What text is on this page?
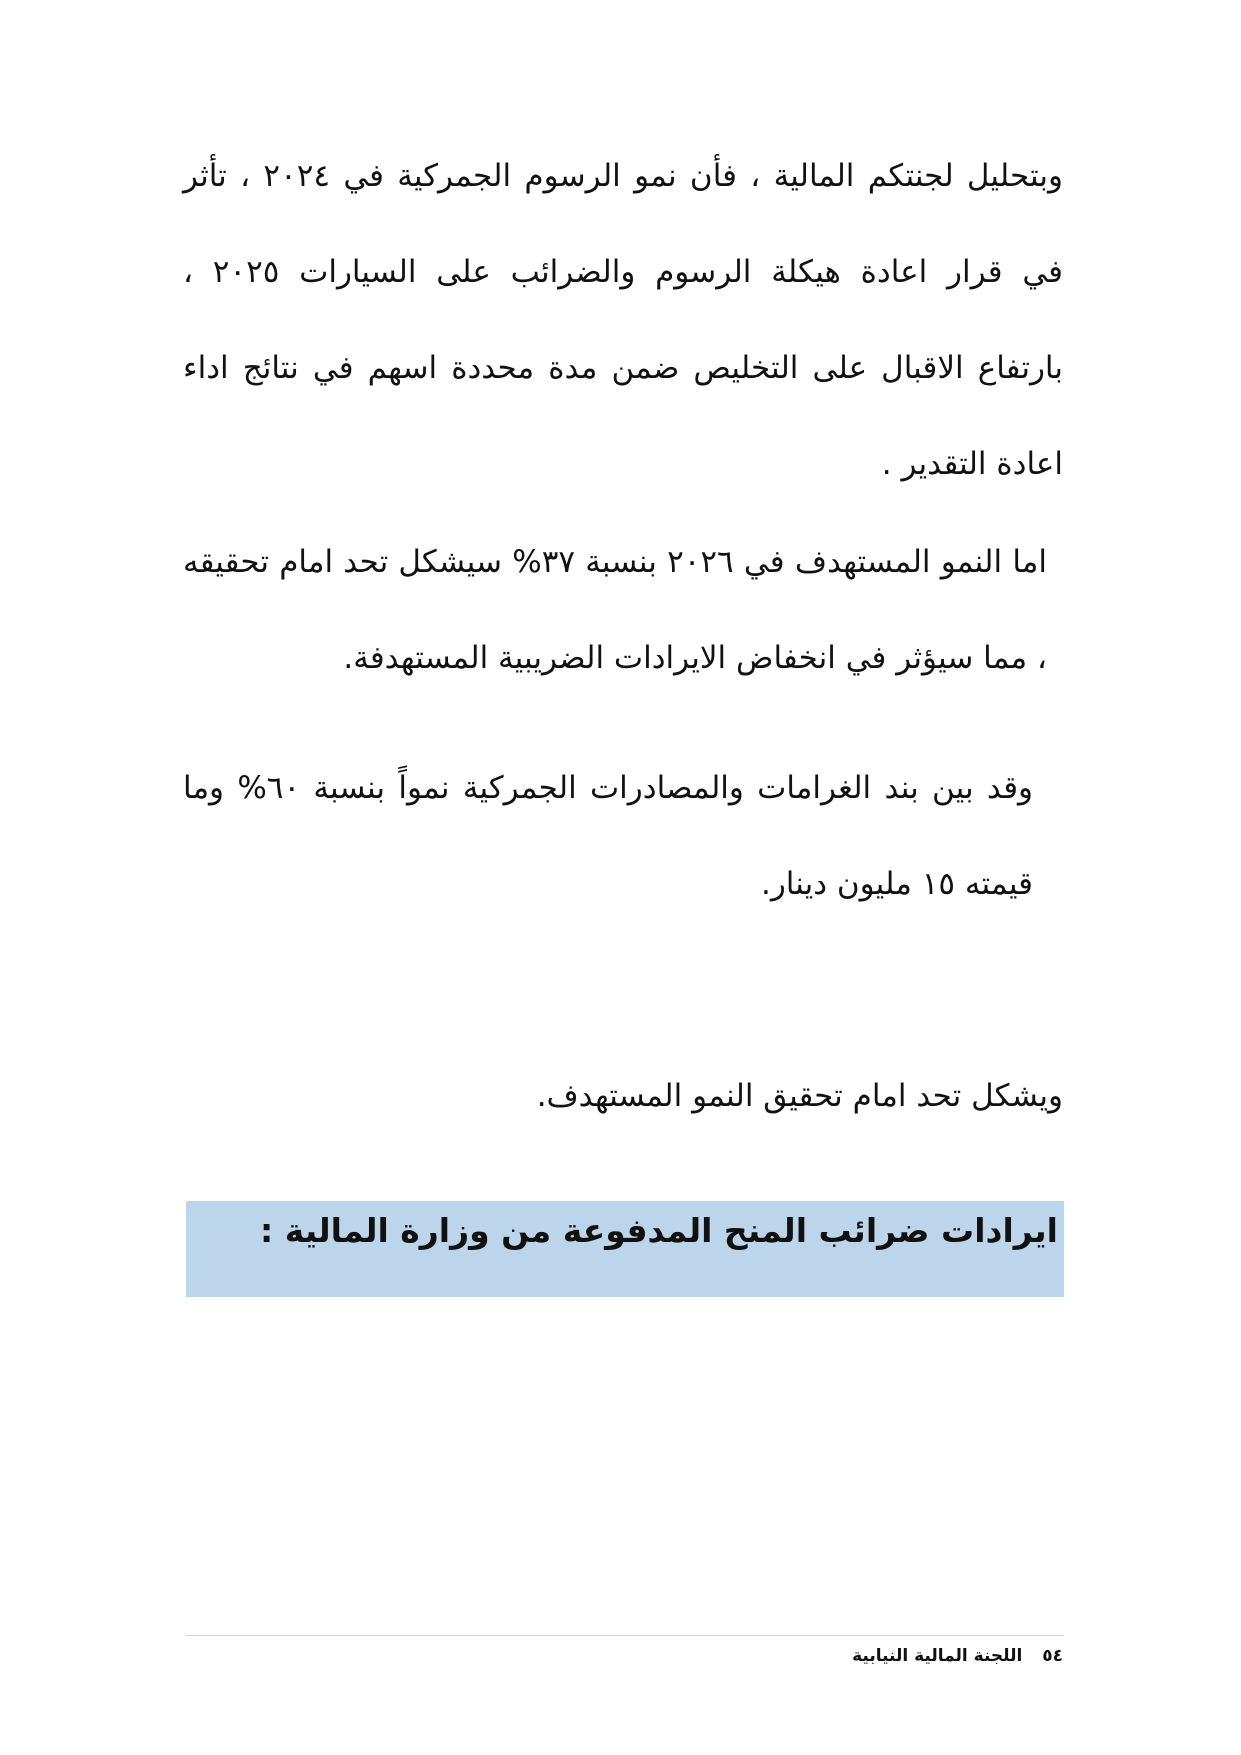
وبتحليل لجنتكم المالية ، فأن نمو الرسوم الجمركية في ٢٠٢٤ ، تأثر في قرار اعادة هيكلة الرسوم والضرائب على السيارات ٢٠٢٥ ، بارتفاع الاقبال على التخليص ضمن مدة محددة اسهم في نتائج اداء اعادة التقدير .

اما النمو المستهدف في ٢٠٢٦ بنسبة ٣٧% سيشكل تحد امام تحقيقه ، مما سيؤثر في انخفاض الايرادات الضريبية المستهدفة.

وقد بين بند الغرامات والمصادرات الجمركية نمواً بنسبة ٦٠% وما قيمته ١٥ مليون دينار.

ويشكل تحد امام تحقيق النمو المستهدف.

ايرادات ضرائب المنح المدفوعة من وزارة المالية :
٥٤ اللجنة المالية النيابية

-*-*-

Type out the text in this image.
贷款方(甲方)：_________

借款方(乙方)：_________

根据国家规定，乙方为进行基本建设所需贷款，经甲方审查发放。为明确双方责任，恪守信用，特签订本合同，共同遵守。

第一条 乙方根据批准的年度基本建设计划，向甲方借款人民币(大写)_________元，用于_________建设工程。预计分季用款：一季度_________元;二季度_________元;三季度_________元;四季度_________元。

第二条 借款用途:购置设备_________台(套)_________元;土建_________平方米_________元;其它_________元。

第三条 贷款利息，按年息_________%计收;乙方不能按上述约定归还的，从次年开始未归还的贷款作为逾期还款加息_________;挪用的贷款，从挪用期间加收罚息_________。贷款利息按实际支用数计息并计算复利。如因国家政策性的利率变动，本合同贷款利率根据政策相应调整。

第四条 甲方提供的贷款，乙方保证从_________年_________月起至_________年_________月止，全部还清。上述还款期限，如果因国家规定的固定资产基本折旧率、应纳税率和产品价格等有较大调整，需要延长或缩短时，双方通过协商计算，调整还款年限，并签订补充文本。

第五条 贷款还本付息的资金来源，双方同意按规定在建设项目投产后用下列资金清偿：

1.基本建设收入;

-*-*-

Given exercise — Give the number of lines in the entries that include the string "المالية", and nothing more.

Solved problem — 3